▸ SET TASK: Rewrite the post on Obama's Oregon remarks, everything from "And then there" down to "late 20th century?", with "Reykjavik summit" changed to "Reykjavik meeting".

▸ SUPPLIED PASSAGE:
Obama: "Not A Serious Threat"

That is pretty much what Barack Obama said in Oregon yesterday. Hugh Hewitt took note of the Jennifer Rubin report in Commentary Magazine:

This remarkable bit of footage from Barack Obama’s appearance in Oregon last night is now floating around on YouTube. It might be useful as an undergraduate course exam: how many errors can you spot? Obama apparently believes that Iran and other rogues states (he lists Iran, Cuba and Venezuela) “don’t pose a serious threat to the U.S.” Iran, specifically, he tells us spends so little on defense relative to us that if Iran “tried to pose a serious threat to us they wouldn’t . . . they wouldn’t stand a chance.”

So, taken literally, he seems not much concerned about Iran’s acquisition of nuclear weapons, its sponsorship of terrorist organizations, its commitment to eradicate Israel, its current actions in supplying weapons that have killed hundreds of Americans in Iraq, and its role in eroding Lebanon’s sovereignty through its client Hezbollah.

And then there is is unbridled faith in diplomacy, unaffected by the lessons of history. Was it presidential visits with the Soviet Union that brought down the Berlin Wall? Or was it the 40 year history of bipartisan military deterrence, the willingness of Ronald Reagan to walk away from Reykjavik summit, the resulting bankruptcy of the Soviet Empire, the support of dissidents and freedom fighters in the war against tyranny, and the willingness to identify Communism as a center of evil in the late 20th century?

You can understand why every attempt by John McCain to discuss global threats is labeled “fear-mongering” by Obama. In his world this is all a fantasy and we are not at risk. All perfectly logical . . . if you divorce yourself from reality.

▸ PROVIDED MATERIAL:

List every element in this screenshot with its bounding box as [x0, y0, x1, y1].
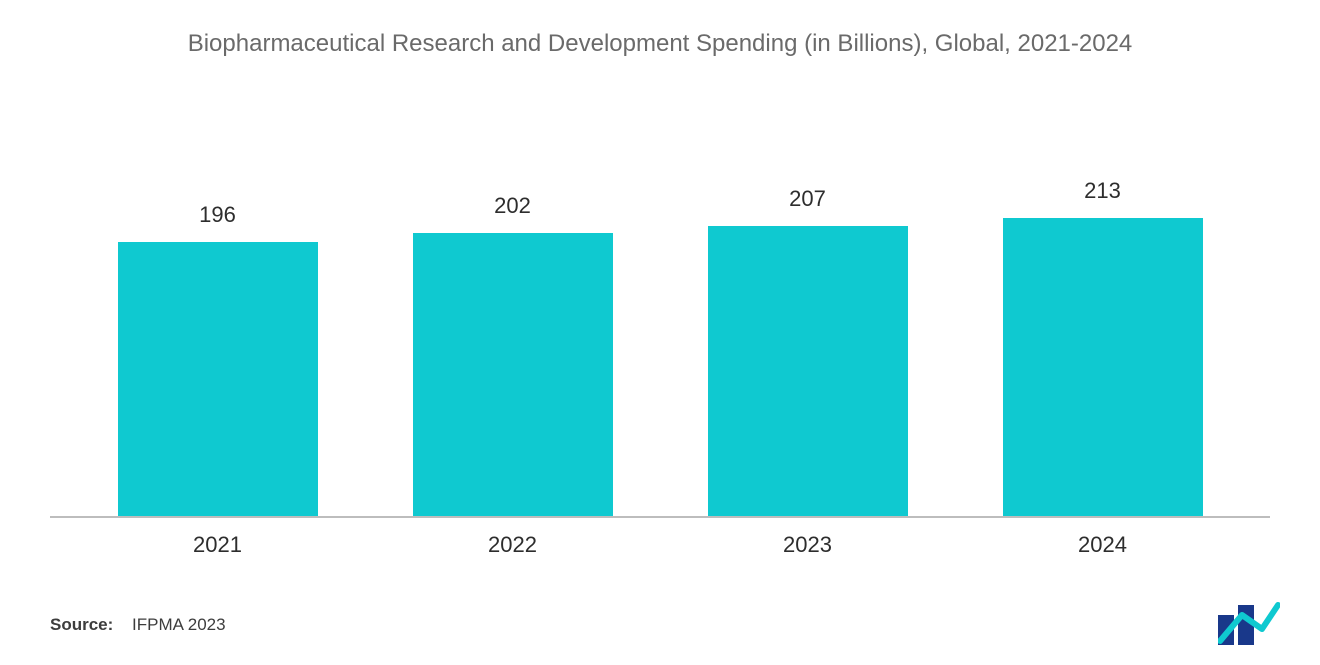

▸ RESPONSE:
And then there is is unbridled faith in diplomacy, unaffected by the lessons of history. Was it presidential visits with the Soviet Union that brought down the Berlin Wall? Or was it the 40 year history of bipartisan military deterrence, the willingness of Ronald Reagan to walk away from Reykjavik meeting, the resulting bankruptcy of the Soviet Empire, the support of dissidents and freedom fighters in the war against tyranny, and the willingness to identify Communism as a center of evil in the late 20th century?